** start of Extracted data **

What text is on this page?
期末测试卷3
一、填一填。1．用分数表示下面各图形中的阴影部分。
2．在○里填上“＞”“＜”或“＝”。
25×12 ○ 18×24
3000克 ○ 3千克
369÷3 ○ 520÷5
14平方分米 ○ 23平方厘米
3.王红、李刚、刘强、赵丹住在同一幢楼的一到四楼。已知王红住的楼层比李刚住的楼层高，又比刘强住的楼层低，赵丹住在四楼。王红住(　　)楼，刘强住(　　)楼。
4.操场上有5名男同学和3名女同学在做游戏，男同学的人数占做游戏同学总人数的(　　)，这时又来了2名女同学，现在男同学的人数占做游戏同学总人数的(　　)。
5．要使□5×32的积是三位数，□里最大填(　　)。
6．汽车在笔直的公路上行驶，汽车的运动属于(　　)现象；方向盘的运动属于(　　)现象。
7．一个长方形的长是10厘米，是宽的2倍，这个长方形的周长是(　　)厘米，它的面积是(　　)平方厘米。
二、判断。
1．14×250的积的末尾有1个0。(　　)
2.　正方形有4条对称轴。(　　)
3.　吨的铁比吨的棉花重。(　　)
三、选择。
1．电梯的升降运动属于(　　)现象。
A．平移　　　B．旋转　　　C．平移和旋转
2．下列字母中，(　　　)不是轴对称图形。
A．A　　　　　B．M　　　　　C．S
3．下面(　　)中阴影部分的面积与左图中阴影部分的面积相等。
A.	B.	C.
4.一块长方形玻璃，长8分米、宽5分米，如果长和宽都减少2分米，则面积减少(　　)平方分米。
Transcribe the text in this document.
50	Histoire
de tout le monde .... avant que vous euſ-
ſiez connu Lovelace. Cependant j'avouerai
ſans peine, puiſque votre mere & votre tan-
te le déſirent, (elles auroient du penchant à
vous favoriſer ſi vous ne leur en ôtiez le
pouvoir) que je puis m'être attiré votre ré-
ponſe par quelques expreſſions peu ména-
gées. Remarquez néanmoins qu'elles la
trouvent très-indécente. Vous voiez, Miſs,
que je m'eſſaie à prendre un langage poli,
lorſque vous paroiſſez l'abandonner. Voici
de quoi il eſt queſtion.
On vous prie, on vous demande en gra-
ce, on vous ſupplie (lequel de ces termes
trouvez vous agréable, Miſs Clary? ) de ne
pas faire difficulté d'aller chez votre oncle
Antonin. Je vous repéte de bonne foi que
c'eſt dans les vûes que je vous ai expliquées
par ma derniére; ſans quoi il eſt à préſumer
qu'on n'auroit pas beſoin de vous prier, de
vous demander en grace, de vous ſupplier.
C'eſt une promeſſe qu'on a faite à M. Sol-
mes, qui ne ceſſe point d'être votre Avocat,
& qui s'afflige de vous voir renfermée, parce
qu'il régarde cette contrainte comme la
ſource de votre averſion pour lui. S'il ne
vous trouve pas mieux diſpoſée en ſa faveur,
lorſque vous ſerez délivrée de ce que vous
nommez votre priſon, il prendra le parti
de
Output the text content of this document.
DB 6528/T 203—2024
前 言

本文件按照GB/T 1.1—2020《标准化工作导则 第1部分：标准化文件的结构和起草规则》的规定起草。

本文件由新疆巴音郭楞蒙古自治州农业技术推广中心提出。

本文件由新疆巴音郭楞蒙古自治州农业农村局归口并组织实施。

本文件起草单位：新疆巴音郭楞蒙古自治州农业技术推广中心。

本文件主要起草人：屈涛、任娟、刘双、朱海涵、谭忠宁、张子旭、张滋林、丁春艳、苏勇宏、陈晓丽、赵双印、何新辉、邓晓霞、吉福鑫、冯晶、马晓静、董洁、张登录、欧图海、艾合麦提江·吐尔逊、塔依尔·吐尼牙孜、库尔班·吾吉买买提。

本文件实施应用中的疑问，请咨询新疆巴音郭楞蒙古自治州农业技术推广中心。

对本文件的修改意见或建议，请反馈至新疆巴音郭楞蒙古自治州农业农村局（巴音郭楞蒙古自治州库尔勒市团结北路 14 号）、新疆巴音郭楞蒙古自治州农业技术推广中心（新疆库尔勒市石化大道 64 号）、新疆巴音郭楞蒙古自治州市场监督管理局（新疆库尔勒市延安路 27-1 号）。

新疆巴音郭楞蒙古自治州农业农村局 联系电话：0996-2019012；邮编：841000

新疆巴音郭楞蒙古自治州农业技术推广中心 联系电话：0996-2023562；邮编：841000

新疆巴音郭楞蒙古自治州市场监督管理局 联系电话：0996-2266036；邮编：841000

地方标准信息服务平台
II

** end of Extracted data **

- _The task_: Repeat the data verbatim.

- _The response_:
What text is on this page?
期末测试卷3
一、填一填。1．用分数表示下面各图形中的阴影部分。
2．在○里填上“＞”“＜”或“＝”。
25×12 ○ 18×24
3000克 ○ 3千克
369÷3 ○ 520÷5
14平方分米 ○ 23平方厘米
3.王红、李刚、刘强、赵丹住在同一幢楼的一到四楼。已知王红住的楼层比李刚住的楼层高，又比刘强住的楼层低，赵丹住在四楼。王红住(　　)楼，刘强住(　　)楼。
4.操场上有5名男同学和3名女同学在做游戏，男同学的人数占做游戏同学总人数的(　　)，这时又来了2名女同学，现在男同学的人数占做游戏同学总人数的(　　)。
5．要使□5×32的积是三位数，□里最大填(　　)。
6．汽车在笔直的公路上行驶，汽车的运动属于(　　)现象；方向盘的运动属于(　　)现象。
7．一个长方形的长是10厘米，是宽的2倍，这个长方形的周长是(　　)厘米，它的面积是(　　)平方厘米。
二、判断。
1．14×250的积的末尾有1个0。(　　)
2.　正方形有4条对称轴。(　　)
3.　吨的铁比吨的棉花重。(　　)
三、选择。
1．电梯的升降运动属于(　　)现象。
A．平移　　　B．旋转　　　C．平移和旋转
2．下列字母中，(　　　)不是轴对称图形。
A．A　　　　　B．M　　　　　C．S
3．下面(　　)中阴影部分的面积与左图中阴影部分的面积相等。
A.	B.	C.
4.一块长方形玻璃，长8分米、宽5分米，如果长和宽都减少2分米，则面积减少(　　)平方分米。
Transcribe the text in this document.
50	Histoire
de tout le monde .... avant que vous euſ-
ſiez connu Lovelace. Cependant j'avouerai
ſans peine, puiſque votre mere & votre tan-
te le déſirent, (elles auroient du penchant à
vous favoriſer ſi vous ne leur en ôtiez le
pouvoir) que je puis m'être attiré votre ré-
ponſe par quelques expreſſions peu ména-
gées. Remarquez néanmoins qu'elles la
trouvent très-indécente. Vous voiez, Miſs,
que je m'eſſaie à prendre un langage poli,
lorſque vous paroiſſez l'abandonner. Voici
de quoi il eſt queſtion.
On vous prie, on vous demande en gra-
ce, on vous ſupplie (lequel de ces termes
trouvez vous agréable, Miſs Clary? ) de ne
pas faire difficulté d'aller chez votre oncle
Antonin. Je vous repéte de bonne foi que
c'eſt dans les vûes que je vous ai expliquées
par ma derniére; ſans quoi il eſt à préſumer
qu'on n'auroit pas beſoin de vous prier, de
vous demander en grace, de vous ſupplier.
C'eſt une promeſſe qu'on a faite à M. Sol-
mes, qui ne ceſſe point d'être votre Avocat,
& qui s'afflige de vous voir renfermée, parce
qu'il régarde cette contrainte comme la
ſource de votre averſion pour lui. S'il ne
vous trouve pas mieux diſpoſée en ſa faveur,
lorſque vous ſerez délivrée de ce que vous
nommez votre priſon, il prendra le parti
de
Output the text content of this document.
DB 6528/T 203—2024
前 言

本文件按照GB/T 1.1—2020《标准化工作导则 第1部分：标准化文件的结构和起草规则》的规定起草。

本文件由新疆巴音郭楞蒙古自治州农业技术推广中心提出。

本文件由新疆巴音郭楞蒙古自治州农业农村局归口并组织实施。

本文件起草单位：新疆巴音郭楞蒙古自治州农业技术推广中心。

本文件主要起草人：屈涛、任娟、刘双、朱海涵、谭忠宁、张子旭、张滋林、丁春艳、苏勇宏、陈晓丽、赵双印、何新辉、邓晓霞、吉福鑫、冯晶、马晓静、董洁、张登录、欧图海、艾合麦提江·吐尔逊、塔依尔·吐尼牙孜、库尔班·吾吉买买提。

本文件实施应用中的疑问，请咨询新疆巴音郭楞蒙古自治州农业技术推广中心。

对本文件的修改意见或建议，请反馈至新疆巴音郭楞蒙古自治州农业农村局（巴音郭楞蒙古自治州库尔勒市团结北路 14 号）、新疆巴音郭楞蒙古自治州农业技术推广中心（新疆库尔勒市石化大道 64 号）、新疆巴音郭楞蒙古自治州市场监督管理局（新疆库尔勒市延安路 27-1 号）。

新疆巴音郭楞蒙古自治州农业农村局 联系电话：0996-2019012；邮编：841000

新疆巴音郭楞蒙古自治州农业技术推广中心 联系电话：0996-2023562；邮编：841000

新疆巴音郭楞蒙古自治州市场监督管理局 联系电话：0996-2266036；邮编：841000

地方标准信息服务平台
II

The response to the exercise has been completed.